### Input
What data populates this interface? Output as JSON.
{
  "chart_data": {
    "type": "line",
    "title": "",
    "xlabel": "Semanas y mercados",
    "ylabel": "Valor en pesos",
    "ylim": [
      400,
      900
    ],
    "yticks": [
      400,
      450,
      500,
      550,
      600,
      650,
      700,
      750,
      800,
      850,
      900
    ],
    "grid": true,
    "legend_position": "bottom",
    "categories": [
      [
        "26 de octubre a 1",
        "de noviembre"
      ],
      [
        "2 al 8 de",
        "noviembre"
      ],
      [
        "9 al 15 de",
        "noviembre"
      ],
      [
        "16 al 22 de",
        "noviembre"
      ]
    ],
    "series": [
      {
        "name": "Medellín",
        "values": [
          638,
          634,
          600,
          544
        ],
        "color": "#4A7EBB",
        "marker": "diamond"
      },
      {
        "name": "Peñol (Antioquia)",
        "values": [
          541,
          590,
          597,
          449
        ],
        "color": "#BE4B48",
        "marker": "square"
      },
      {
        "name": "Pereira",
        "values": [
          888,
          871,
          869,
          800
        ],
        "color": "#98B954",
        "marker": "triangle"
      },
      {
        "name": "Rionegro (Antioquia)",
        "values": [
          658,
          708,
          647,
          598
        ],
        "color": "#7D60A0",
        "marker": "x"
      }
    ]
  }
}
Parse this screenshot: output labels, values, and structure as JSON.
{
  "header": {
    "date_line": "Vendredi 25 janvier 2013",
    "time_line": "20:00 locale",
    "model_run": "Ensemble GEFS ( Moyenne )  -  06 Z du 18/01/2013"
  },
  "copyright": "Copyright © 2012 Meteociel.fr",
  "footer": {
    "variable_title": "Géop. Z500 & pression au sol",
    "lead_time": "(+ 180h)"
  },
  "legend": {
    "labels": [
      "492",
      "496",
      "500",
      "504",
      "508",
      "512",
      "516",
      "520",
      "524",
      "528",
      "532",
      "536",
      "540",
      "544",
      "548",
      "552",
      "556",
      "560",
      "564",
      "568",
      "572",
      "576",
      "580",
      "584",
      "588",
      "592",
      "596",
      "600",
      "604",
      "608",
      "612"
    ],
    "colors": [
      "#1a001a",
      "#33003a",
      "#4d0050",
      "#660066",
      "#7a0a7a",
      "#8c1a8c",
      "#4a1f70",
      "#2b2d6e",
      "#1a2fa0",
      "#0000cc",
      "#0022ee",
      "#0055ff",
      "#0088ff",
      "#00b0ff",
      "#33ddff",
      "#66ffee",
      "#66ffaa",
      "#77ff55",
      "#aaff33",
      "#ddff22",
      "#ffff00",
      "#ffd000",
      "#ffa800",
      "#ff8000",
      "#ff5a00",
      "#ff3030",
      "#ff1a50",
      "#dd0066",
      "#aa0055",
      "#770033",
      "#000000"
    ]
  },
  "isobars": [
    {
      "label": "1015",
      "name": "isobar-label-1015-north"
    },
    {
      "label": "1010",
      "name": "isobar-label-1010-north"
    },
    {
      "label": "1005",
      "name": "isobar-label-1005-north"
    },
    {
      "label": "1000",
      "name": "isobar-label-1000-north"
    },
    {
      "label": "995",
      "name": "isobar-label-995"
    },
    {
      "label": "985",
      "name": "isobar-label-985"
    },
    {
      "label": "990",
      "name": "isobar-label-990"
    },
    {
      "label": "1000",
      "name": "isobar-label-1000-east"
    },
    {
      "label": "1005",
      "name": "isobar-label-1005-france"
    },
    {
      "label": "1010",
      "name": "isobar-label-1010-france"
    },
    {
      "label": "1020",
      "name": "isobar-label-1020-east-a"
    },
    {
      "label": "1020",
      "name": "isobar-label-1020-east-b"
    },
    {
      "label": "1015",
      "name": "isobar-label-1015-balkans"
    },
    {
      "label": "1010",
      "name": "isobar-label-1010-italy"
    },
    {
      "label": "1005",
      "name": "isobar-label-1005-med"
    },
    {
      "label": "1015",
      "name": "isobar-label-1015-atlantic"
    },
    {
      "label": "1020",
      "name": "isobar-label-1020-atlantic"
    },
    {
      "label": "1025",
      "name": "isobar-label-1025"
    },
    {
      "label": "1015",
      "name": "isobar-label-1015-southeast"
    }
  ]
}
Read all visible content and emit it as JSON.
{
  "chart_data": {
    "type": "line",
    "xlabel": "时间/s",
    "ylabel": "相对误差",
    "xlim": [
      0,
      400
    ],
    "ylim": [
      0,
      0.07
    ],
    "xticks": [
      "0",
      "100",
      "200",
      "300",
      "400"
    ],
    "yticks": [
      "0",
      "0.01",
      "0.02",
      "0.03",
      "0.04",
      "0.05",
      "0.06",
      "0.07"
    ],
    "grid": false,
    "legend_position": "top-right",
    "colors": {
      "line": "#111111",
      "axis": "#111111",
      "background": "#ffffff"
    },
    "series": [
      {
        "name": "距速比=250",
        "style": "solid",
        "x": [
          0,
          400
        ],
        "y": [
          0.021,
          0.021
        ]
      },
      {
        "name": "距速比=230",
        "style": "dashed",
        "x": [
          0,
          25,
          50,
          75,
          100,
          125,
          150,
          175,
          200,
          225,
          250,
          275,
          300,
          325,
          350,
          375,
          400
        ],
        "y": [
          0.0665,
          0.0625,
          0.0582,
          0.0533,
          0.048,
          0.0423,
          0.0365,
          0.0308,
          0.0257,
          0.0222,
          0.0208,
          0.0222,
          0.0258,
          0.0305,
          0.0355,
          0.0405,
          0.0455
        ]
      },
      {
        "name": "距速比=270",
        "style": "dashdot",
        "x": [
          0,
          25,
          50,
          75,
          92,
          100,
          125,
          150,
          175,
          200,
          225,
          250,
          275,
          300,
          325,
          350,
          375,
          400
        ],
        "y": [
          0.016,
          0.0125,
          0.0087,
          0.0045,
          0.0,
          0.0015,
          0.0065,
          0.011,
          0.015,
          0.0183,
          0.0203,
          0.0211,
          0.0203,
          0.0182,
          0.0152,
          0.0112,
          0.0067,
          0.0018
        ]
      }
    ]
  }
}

### Instructions to follow
Reproduce each entry exactly, leaving out nothing.

### Written response
What data populates this interface? Output as JSON.
{
  "chart_data": {
    "type": "line",
    "title": "",
    "xlabel": "Semanas y mercados",
    "ylabel": "Valor en pesos",
    "ylim": [
      400,
      900
    ],
    "yticks": [
      400,
      450,
      500,
      550,
      600,
      650,
      700,
      750,
      800,
      850,
      900
    ],
    "grid": true,
    "legend_position": "bottom",
    "categories": [
      [
        "26 de octubre a 1",
        "de noviembre"
      ],
      [
        "2 al 8 de",
        "noviembre"
      ],
      [
        "9 al 15 de",
        "noviembre"
      ],
      [
        "16 al 22 de",
        "noviembre"
      ]
    ],
    "series": [
      {
        "name": "Medellín",
        "values": [
          638,
          634,
          600,
          544
        ],
        "color": "#4A7EBB",
        "marker": "diamond"
      },
      {
        "name": "Peñol (Antioquia)",
        "values": [
          541,
          590,
          597,
          449
        ],
        "color": "#BE4B48",
        "marker": "square"
      },
      {
        "name": "Pereira",
        "values": [
          888,
          871,
          869,
          800
        ],
        "color": "#98B954",
        "marker": "triangle"
      },
      {
        "name": "Rionegro (Antioquia)",
        "values": [
          658,
          708,
          647,
          598
        ],
        "color": "#7D60A0",
        "marker": "x"
      }
    ]
  }
}
Parse this screenshot: output labels, values, and structure as JSON.
{
  "header": {
    "date_line": "Vendredi 25 janvier 2013",
    "time_line": "20:00 locale",
    "model_run": "Ensemble GEFS ( Moyenne )  -  06 Z du 18/01/2013"
  },
  "copyright": "Copyright © 2012 Meteociel.fr",
  "footer": {
    "variable_title": "Géop. Z500 & pression au sol",
    "lead_time": "(+ 180h)"
  },
  "legend": {
    "labels": [
      "492",
      "496",
      "500",
      "504",
      "508",
      "512",
      "516",
      "520",
      "524",
      "528",
      "532",
      "536",
      "540",
      "544",
      "548",
      "552",
      "556",
      "560",
      "564",
      "568",
      "572",
      "576",
      "580",
      "584",
      "588",
      "592",
      "596",
      "600",
      "604",
      "608",
      "612"
    ],
    "colors": [
      "#1a001a",
      "#33003a",
      "#4d0050",
      "#660066",
      "#7a0a7a",
      "#8c1a8c",
      "#4a1f70",
      "#2b2d6e",
      "#1a2fa0",
      "#0000cc",
      "#0022ee",
      "#0055ff",
      "#0088ff",
      "#00b0ff",
      "#33ddff",
      "#66ffee",
      "#66ffaa",
      "#77ff55",
      "#aaff33",
      "#ddff22",
      "#ffff00",
      "#ffd000",
      "#ffa800",
      "#ff8000",
      "#ff5a00",
      "#ff3030",
      "#ff1a50",
      "#dd0066",
      "#aa0055",
      "#770033",
      "#000000"
    ]
  },
  "isobars": [
    {
      "label": "1015",
      "name": "isobar-label-1015-north"
    },
    {
      "label": "1010",
      "name": "isobar-label-1010-north"
    },
    {
      "label": "1005",
      "name": "isobar-label-1005-north"
    },
    {
      "label": "1000",
      "name": "isobar-label-1000-north"
    },
    {
      "label": "995",
      "name": "isobar-label-995"
    },
    {
      "label": "985",
      "name": "isobar-label-985"
    },
    {
      "label": "990",
      "name": "isobar-label-990"
    },
    {
      "label": "1000",
      "name": "isobar-label-1000-east"
    },
    {
      "label": "1005",
      "name": "isobar-label-1005-france"
    },
    {
      "label": "1010",
      "name": "isobar-label-1010-france"
    },
    {
      "label": "1020",
      "name": "isobar-label-1020-east-a"
    },
    {
      "label": "1020",
      "name": "isobar-label-1020-east-b"
    },
    {
      "label": "1015",
      "name": "isobar-label-1015-balkans"
    },
    {
      "label": "1010",
      "name": "isobar-label-1010-italy"
    },
    {
      "label": "1005",
      "name": "isobar-label-1005-med"
    },
    {
      "label": "1015",
      "name": "isobar-label-1015-atlantic"
    },
    {
      "label": "1020",
      "name": "isobar-label-1020-atlantic"
    },
    {
      "label": "1025",
      "name": "isobar-label-1025"
    },
    {
      "label": "1015",
      "name": "isobar-label-1015-southeast"
    }
  ]
}
Read all visible content and emit it as JSON.
{
  "chart_data": {
    "type": "line",
    "xlabel": "时间/s",
    "ylabel": "相对误差",
    "xlim": [
      0,
      400
    ],
    "ylim": [
      0,
      0.07
    ],
    "xticks": [
      "0",
      "100",
      "200",
      "300",
      "400"
    ],
    "yticks": [
      "0",
      "0.01",
      "0.02",
      "0.03",
      "0.04",
      "0.05",
      "0.06",
      "0.07"
    ],
    "grid": false,
    "legend_position": "top-right",
    "colors": {
      "line": "#111111",
      "axis": "#111111",
      "background": "#ffffff"
    },
    "series": [
      {
        "name": "距速比=250",
        "style": "solid",
        "x": [
          0,
          400
        ],
        "y": [
          0.021,
          0.021
        ]
      },
      {
        "name": "距速比=230",
        "style": "dashed",
        "x": [
          0,
          25,
          50,
          75,
          100,
          125,
          150,
          175,
          200,
          225,
          250,
          275,
          300,
          325,
          350,
          375,
          400
        ],
        "y": [
          0.0665,
          0.0625,
          0.0582,
          0.0533,
          0.048,
          0.0423,
          0.0365,
          0.0308,
          0.0257,
          0.0222,
          0.0208,
          0.0222,
          0.0258,
          0.0305,
          0.0355,
          0.0405,
          0.0455
        ]
      },
      {
        "name": "距速比=270",
        "style": "dashdot",
        "x": [
          0,
          25,
          50,
          75,
          92,
          100,
          125,
          150,
          175,
          200,
          225,
          250,
          275,
          300,
          325,
          350,
          375,
          400
        ],
        "y": [
          0.016,
          0.0125,
          0.0087,
          0.0045,
          0.0,
          0.0015,
          0.0065,
          0.011,
          0.015,
          0.0183,
          0.0203,
          0.0211,
          0.0203,
          0.0182,
          0.0152,
          0.0112,
          0.0067,
          0.0018
        ]
      }
    ]
  }
}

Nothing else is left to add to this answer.